### ACTION ITEM
Write out the records again, exactly, leaving none out.

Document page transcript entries

------------------------------------------------

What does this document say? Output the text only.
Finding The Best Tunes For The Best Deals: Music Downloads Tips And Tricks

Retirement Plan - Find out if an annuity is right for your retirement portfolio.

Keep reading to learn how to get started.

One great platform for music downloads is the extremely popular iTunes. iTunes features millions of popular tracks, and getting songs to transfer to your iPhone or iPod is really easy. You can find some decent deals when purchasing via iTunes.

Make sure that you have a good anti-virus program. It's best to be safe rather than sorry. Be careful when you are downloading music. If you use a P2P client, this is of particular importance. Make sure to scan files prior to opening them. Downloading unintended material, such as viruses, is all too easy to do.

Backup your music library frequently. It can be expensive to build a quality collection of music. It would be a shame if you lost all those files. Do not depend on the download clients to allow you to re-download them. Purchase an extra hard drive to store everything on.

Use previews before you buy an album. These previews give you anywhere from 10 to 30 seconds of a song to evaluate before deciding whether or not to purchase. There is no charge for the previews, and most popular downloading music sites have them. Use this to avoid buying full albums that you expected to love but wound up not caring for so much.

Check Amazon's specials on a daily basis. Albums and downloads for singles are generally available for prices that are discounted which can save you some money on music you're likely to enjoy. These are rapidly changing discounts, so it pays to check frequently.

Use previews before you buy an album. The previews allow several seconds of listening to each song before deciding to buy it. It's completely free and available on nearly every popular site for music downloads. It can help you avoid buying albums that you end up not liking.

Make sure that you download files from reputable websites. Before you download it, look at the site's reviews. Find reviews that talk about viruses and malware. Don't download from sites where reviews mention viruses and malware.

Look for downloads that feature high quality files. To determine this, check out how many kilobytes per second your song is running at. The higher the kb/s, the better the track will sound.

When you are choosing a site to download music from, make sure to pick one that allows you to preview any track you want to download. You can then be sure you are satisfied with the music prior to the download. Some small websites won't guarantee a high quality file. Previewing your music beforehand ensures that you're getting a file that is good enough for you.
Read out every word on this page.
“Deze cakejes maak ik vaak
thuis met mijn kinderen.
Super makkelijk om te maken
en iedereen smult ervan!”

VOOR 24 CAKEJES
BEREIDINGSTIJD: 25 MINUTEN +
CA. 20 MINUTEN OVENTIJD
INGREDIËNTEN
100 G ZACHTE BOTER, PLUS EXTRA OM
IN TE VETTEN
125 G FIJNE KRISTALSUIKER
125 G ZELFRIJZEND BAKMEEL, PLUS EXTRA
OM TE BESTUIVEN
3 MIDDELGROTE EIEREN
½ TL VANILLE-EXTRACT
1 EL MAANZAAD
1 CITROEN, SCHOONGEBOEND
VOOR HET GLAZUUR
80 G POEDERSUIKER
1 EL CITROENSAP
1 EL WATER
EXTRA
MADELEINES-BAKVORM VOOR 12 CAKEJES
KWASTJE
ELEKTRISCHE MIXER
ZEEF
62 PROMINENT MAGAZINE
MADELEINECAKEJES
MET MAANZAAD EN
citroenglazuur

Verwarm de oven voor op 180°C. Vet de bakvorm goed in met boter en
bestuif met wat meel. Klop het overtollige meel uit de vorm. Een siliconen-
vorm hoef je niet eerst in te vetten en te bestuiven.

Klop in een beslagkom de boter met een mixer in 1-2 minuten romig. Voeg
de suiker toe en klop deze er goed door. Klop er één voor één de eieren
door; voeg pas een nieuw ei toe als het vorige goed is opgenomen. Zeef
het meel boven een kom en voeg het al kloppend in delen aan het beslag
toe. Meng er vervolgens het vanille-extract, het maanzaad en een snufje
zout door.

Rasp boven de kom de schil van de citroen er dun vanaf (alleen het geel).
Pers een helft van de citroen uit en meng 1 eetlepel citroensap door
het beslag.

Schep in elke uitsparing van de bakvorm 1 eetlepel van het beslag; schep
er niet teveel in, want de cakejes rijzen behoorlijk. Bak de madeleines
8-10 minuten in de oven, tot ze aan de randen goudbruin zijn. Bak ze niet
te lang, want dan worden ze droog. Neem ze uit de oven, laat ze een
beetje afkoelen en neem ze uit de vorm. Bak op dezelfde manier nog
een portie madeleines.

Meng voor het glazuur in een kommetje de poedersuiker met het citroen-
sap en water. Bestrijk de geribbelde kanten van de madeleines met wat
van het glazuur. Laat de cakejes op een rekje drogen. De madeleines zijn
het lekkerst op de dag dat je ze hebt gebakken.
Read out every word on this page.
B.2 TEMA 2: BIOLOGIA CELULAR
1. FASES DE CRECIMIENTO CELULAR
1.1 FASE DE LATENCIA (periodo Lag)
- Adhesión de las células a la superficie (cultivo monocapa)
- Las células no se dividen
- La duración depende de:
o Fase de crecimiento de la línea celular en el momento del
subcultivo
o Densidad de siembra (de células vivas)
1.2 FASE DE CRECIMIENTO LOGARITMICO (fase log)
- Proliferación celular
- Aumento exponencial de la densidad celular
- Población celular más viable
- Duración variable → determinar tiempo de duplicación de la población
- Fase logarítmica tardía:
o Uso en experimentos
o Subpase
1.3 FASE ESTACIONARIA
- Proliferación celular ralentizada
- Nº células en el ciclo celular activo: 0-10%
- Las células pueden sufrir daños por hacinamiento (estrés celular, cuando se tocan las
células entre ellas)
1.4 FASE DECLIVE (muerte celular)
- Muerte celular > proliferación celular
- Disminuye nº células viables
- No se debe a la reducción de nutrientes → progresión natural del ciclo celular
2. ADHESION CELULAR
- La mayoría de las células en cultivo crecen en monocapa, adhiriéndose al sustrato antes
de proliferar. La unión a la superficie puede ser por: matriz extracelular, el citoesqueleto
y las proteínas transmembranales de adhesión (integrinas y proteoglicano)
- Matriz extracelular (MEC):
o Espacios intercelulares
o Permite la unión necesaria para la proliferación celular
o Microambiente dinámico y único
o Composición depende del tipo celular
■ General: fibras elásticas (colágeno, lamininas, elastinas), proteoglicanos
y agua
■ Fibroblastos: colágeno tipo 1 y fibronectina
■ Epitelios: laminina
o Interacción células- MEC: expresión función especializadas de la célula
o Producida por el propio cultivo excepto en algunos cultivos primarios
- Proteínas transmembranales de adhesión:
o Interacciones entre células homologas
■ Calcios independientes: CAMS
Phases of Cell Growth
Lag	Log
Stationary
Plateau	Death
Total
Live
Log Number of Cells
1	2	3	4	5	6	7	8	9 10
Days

------------------------------------------------

### FINAL ANSWER
What does this document say? Output the text only.
Finding The Best Tunes For The Best Deals: Music Downloads Tips And Tricks

Retirement Plan - Find out if an annuity is right for your retirement portfolio.

Keep reading to learn how to get started.

One great platform for music downloads is the extremely popular iTunes. iTunes features millions of popular tracks, and getting songs to transfer to your iPhone or iPod is really easy. You can find some decent deals when purchasing via iTunes.

Make sure that you have a good anti-virus program. It's best to be safe rather than sorry. Be careful when you are downloading music. If you use a P2P client, this is of particular importance. Make sure to scan files prior to opening them. Downloading unintended material, such as viruses, is all too easy to do.

Backup your music library frequently. It can be expensive to build a quality collection of music. It would be a shame if you lost all those files. Do not depend on the download clients to allow you to re-download them. Purchase an extra hard drive to store everything on.

Use previews before you buy an album. These previews give you anywhere from 10 to 30 seconds of a song to evaluate before deciding whether or not to purchase. There is no charge for the previews, and most popular downloading music sites have them. Use this to avoid buying full albums that you expected to love but wound up not caring for so much.

Check Amazon's specials on a daily basis. Albums and downloads for singles are generally available for prices that are discounted which can save you some money on music you're likely to enjoy. These are rapidly changing discounts, so it pays to check frequently.

Use previews before you buy an album. The previews allow several seconds of listening to each song before deciding to buy it. It's completely free and available on nearly every popular site for music downloads. It can help you avoid buying albums that you end up not liking.

Make sure that you download files from reputable websites. Before you download it, look at the site's reviews. Find reviews that talk about viruses and malware. Don't download from sites where reviews mention viruses and malware.

Look for downloads that feature high quality files. To determine this, check out how many kilobytes per second your song is running at. The higher the kb/s, the better the track will sound.

When you are choosing a site to download music from, make sure to pick one that allows you to preview any track you want to download. You can then be sure you are satisfied with the music prior to the download. Some small websites won't guarantee a high quality file. Previewing your music beforehand ensures that you're getting a file that is good enough for you.
Read out every word on this page.
“Deze cakejes maak ik vaak
thuis met mijn kinderen.
Super makkelijk om te maken
en iedereen smult ervan!”

VOOR 24 CAKEJES
BEREIDINGSTIJD: 25 MINUTEN +
CA. 20 MINUTEN OVENTIJD
INGREDIËNTEN
100 G ZACHTE BOTER, PLUS EXTRA OM
IN TE VETTEN
125 G FIJNE KRISTALSUIKER
125 G ZELFRIJZEND BAKMEEL, PLUS EXTRA
OM TE BESTUIVEN
3 MIDDELGROTE EIEREN
½ TL VANILLE-EXTRACT
1 EL MAANZAAD
1 CITROEN, SCHOONGEBOEND
VOOR HET GLAZUUR
80 G POEDERSUIKER
1 EL CITROENSAP
1 EL WATER
EXTRA
MADELEINES-BAKVORM VOOR 12 CAKEJES
KWASTJE
ELEKTRISCHE MIXER
ZEEF
62 PROMINENT MAGAZINE
MADELEINECAKEJES
MET MAANZAAD EN
citroenglazuur

Verwarm de oven voor op 180°C. Vet de bakvorm goed in met boter en
bestuif met wat meel. Klop het overtollige meel uit de vorm. Een siliconen-
vorm hoef je niet eerst in te vetten en te bestuiven.

Klop in een beslagkom de boter met een mixer in 1-2 minuten romig. Voeg
de suiker toe en klop deze er goed door. Klop er één voor één de eieren
door; voeg pas een nieuw ei toe als het vorige goed is opgenomen. Zeef
het meel boven een kom en voeg het al kloppend in delen aan het beslag
toe. Meng er vervolgens het vanille-extract, het maanzaad en een snufje
zout door.

Rasp boven de kom de schil van de citroen er dun vanaf (alleen het geel).
Pers een helft van de citroen uit en meng 1 eetlepel citroensap door
het beslag.

Schep in elke uitsparing van de bakvorm 1 eetlepel van het beslag; schep
er niet teveel in, want de cakejes rijzen behoorlijk. Bak de madeleines
8-10 minuten in de oven, tot ze aan de randen goudbruin zijn. Bak ze niet
te lang, want dan worden ze droog. Neem ze uit de oven, laat ze een
beetje afkoelen en neem ze uit de vorm. Bak op dezelfde manier nog
een portie madeleines.

Meng voor het glazuur in een kommetje de poedersuiker met het citroen-
sap en water. Bestrijk de geribbelde kanten van de madeleines met wat
van het glazuur. Laat de cakejes op een rekje drogen. De madeleines zijn
het lekkerst op de dag dat je ze hebt gebakken.
Read out every word on this page.
B.2 TEMA 2: BIOLOGIA CELULAR
1. FASES DE CRECIMIENTO CELULAR
1.1 FASE DE LATENCIA (periodo Lag)
- Adhesión de las células a la superficie (cultivo monocapa)
- Las células no se dividen
- La duración depende de:
o Fase de crecimiento de la línea celular en el momento del
subcultivo
o Densidad de siembra (de células vivas)
1.2 FASE DE CRECIMIENTO LOGARITMICO (fase log)
- Proliferación celular
- Aumento exponencial de la densidad celular
- Población celular más viable
- Duración variable → determinar tiempo de duplicación de la población
- Fase logarítmica tardía:
o Uso en experimentos
o Subpase
1.3 FASE ESTACIONARIA
- Proliferación celular ralentizada
- Nº células en el ciclo celular activo: 0-10%
- Las células pueden sufrir daños por hacinamiento (estrés celular, cuando se tocan las
células entre ellas)
1.4 FASE DECLIVE (muerte celular)
- Muerte celular > proliferación celular
- Disminuye nº células viables
- No se debe a la reducción de nutrientes → progresión natural del ciclo celular
2. ADHESION CELULAR
- La mayoría de las células en cultivo crecen en monocapa, adhiriéndose al sustrato antes
de proliferar. La unión a la superficie puede ser por: matriz extracelular, el citoesqueleto
y las proteínas transmembranales de adhesión (integrinas y proteoglicano)
- Matriz extracelular (MEC):
o Espacios intercelulares
o Permite la unión necesaria para la proliferación celular
o Microambiente dinámico y único
o Composición depende del tipo celular
■ General: fibras elásticas (colágeno, lamininas, elastinas), proteoglicanos
y agua
■ Fibroblastos: colágeno tipo 1 y fibronectina
■ Epitelios: laminina
o Interacción células- MEC: expresión función especializadas de la célula
o Producida por el propio cultivo excepto en algunos cultivos primarios
- Proteínas transmembranales de adhesión:
o Interacciones entre células homologas
■ Calcios independientes: CAMS
Phases of Cell Growth
Lag	Log
Stationary
Plateau	Death
Total
Live
Log Number of Cells
1	2	3	4	5	6	7	8	9 10
Days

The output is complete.